[Written instruction]:
Return each line of the records with nothing changed, pictures excepted.

[Dataset content]:
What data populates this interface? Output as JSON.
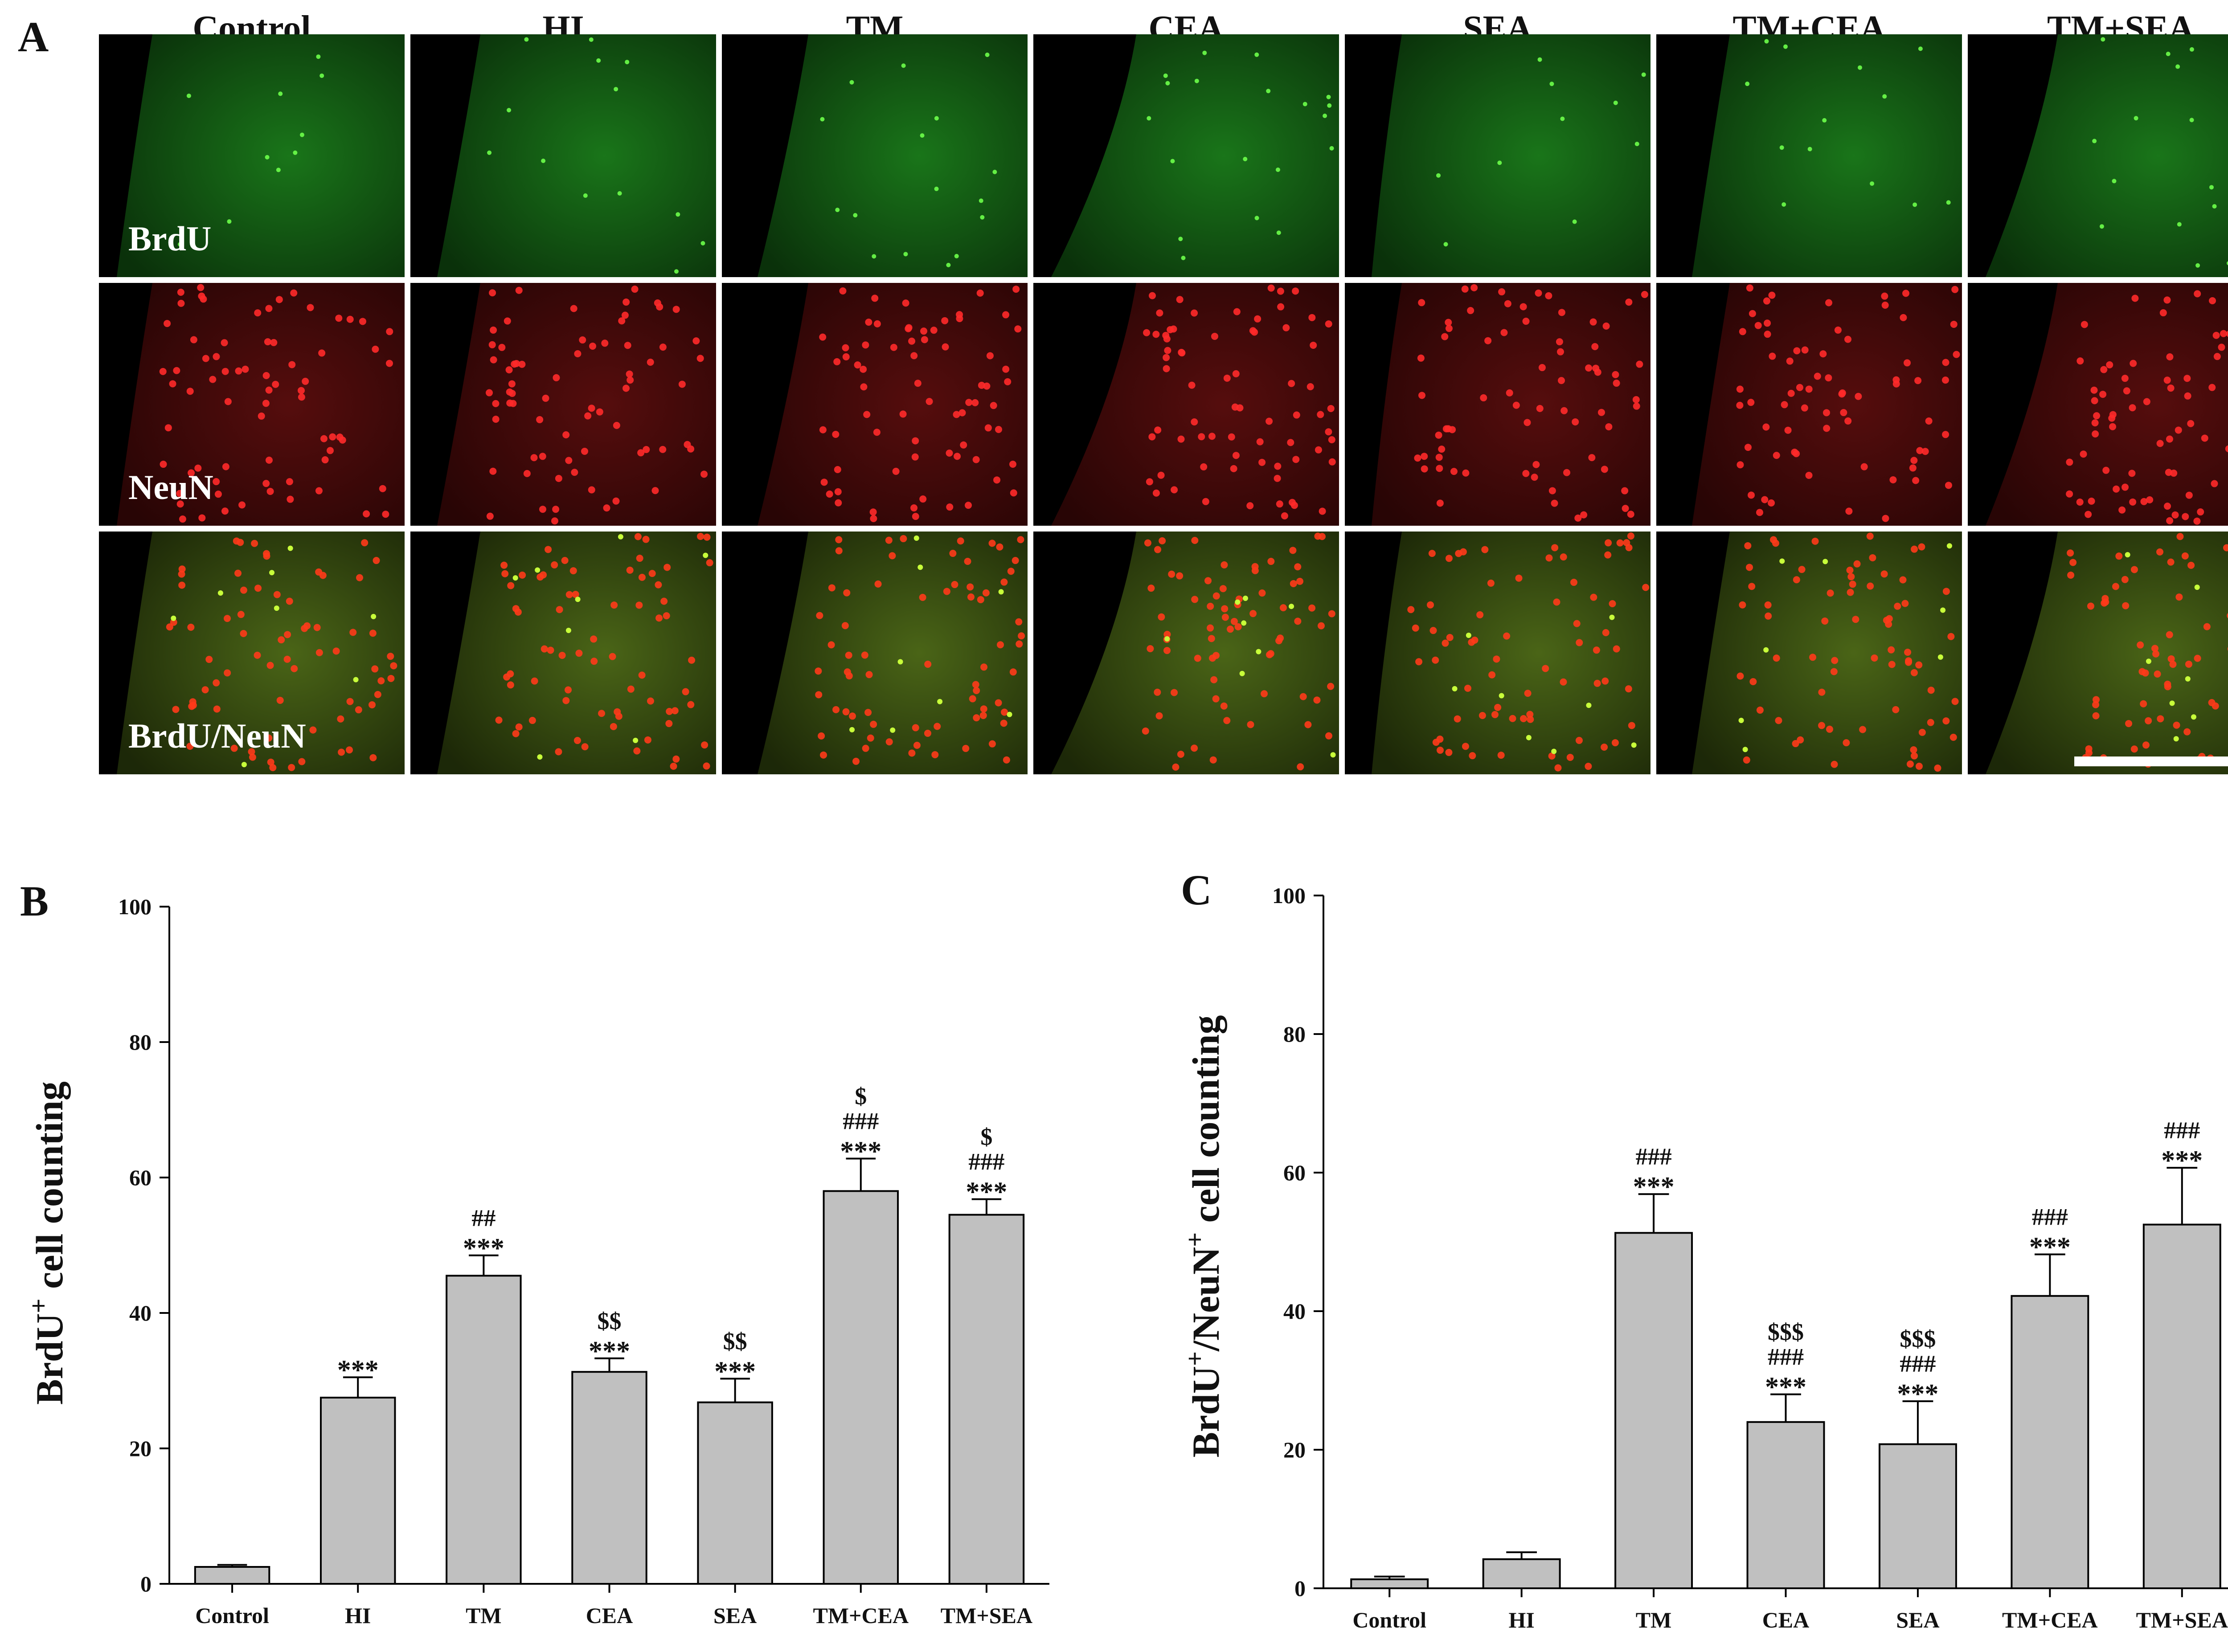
{
  "figure": {
    "panels": [
      "A",
      "B",
      "C"
    ],
    "micrographs": {
      "columns": [
        "Control",
        "HI",
        "TM",
        "CEA",
        "SEA",
        "TM+CEA",
        "TM+SEA"
      ],
      "rows": [
        "BrdU",
        "NeuN",
        "BrdU/NeuN"
      ],
      "row_colors": [
        "#1fa81f",
        "#e01818",
        "#c8a020"
      ]
    }
  },
  "chart_data": [
    {
      "panel": "B",
      "type": "bar",
      "categories": [
        "Control",
        "HI",
        "TM",
        "CEA",
        "SEA",
        "TM+CEA",
        "TM+SEA"
      ],
      "values": [
        2.5,
        27.5,
        45.5,
        31.3,
        26.8,
        58,
        54.5
      ],
      "errors": [
        0.3,
        3,
        3,
        2,
        3.5,
        4.8,
        2.3
      ],
      "annotations": [
        [],
        [
          "***"
        ],
        [
          "##",
          "***"
        ],
        [
          "$$",
          "***"
        ],
        [
          "$$",
          "***"
        ],
        [
          "$",
          "###",
          "***"
        ],
        [
          "$",
          "###",
          "***"
        ]
      ],
      "title": "",
      "xlabel": "",
      "ylabel": "BrdU",
      "ylabel_sup": "+",
      "ylabel_rest": " cell counting",
      "ylim": [
        0,
        100
      ],
      "yticks": [
        0,
        20,
        40,
        60,
        80,
        100
      ],
      "bar_color": "#c0c0c0",
      "grid": false
    },
    {
      "panel": "C",
      "type": "bar",
      "categories": [
        "Control",
        "HI",
        "TM",
        "CEA",
        "SEA",
        "TM+CEA",
        "TM+SEA"
      ],
      "values": [
        1.3,
        4.2,
        51.3,
        24,
        20.8,
        42.2,
        52.5
      ],
      "errors": [
        0.4,
        1,
        5.6,
        4,
        6.2,
        6,
        8.2
      ],
      "annotations": [
        [],
        [],
        [
          "###",
          "***"
        ],
        [
          "$$$",
          "###",
          "***"
        ],
        [
          "$$$",
          "###",
          "***"
        ],
        [
          "###",
          "***"
        ],
        [
          "###",
          "***"
        ]
      ],
      "title": "",
      "xlabel": "",
      "ylabel": "BrdU",
      "ylabel_sup": "+",
      "ylabel_mid": "/NeuN",
      "ylabel_sup2": "+",
      "ylabel_rest": " cell counting",
      "ylim": [
        0,
        100
      ],
      "yticks": [
        0,
        20,
        40,
        60,
        80,
        100
      ],
      "bar_color": "#c0c0c0",
      "grid": false
    }
  ]
}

[Full answer]:
What data populates this interface? Output as JSON.
{
  "figure": {
    "panels": [
      "A",
      "B",
      "C"
    ],
    "micrographs": {
      "columns": [
        "Control",
        "HI",
        "TM",
        "CEA",
        "SEA",
        "TM+CEA",
        "TM+SEA"
      ],
      "rows": [
        "BrdU",
        "NeuN",
        "BrdU/NeuN"
      ],
      "row_colors": [
        "#1fa81f",
        "#e01818",
        "#c8a020"
      ]
    }
  },
  "chart_data": [
    {
      "panel": "B",
      "type": "bar",
      "categories": [
        "Control",
        "HI",
        "TM",
        "CEA",
        "SEA",
        "TM+CEA",
        "TM+SEA"
      ],
      "values": [
        2.5,
        27.5,
        45.5,
        31.3,
        26.8,
        58,
        54.5
      ],
      "errors": [
        0.3,
        3,
        3,
        2,
        3.5,
        4.8,
        2.3
      ],
      "annotations": [
        [],
        [
          "***"
        ],
        [
          "##",
          "***"
        ],
        [
          "$$",
          "***"
        ],
        [
          "$$",
          "***"
        ],
        [
          "$",
          "###",
          "***"
        ],
        [
          "$",
          "###",
          "***"
        ]
      ],
      "title": "",
      "xlabel": "",
      "ylabel": "BrdU",
      "ylabel_sup": "+",
      "ylabel_rest": " cell counting",
      "ylim": [
        0,
        100
      ],
      "yticks": [
        0,
        20,
        40,
        60,
        80,
        100
      ],
      "bar_color": "#c0c0c0",
      "grid": false
    },
    {
      "panel": "C",
      "type": "bar",
      "categories": [
        "Control",
        "HI",
        "TM",
        "CEA",
        "SEA",
        "TM+CEA",
        "TM+SEA"
      ],
      "values": [
        1.3,
        4.2,
        51.3,
        24,
        20.8,
        42.2,
        52.5
      ],
      "errors": [
        0.4,
        1,
        5.6,
        4,
        6.2,
        6,
        8.2
      ],
      "annotations": [
        [],
        [],
        [
          "###",
          "***"
        ],
        [
          "$$$",
          "###",
          "***"
        ],
        [
          "$$$",
          "###",
          "***"
        ],
        [
          "###",
          "***"
        ],
        [
          "###",
          "***"
        ]
      ],
      "title": "",
      "xlabel": "",
      "ylabel": "BrdU",
      "ylabel_sup": "+",
      "ylabel_mid": "/NeuN",
      "ylabel_sup2": "+",
      "ylabel_rest": " cell counting",
      "ylim": [
        0,
        100
      ],
      "yticks": [
        0,
        20,
        40,
        60,
        80,
        100
      ],
      "bar_color": "#c0c0c0",
      "grid": false
    }
  ]
}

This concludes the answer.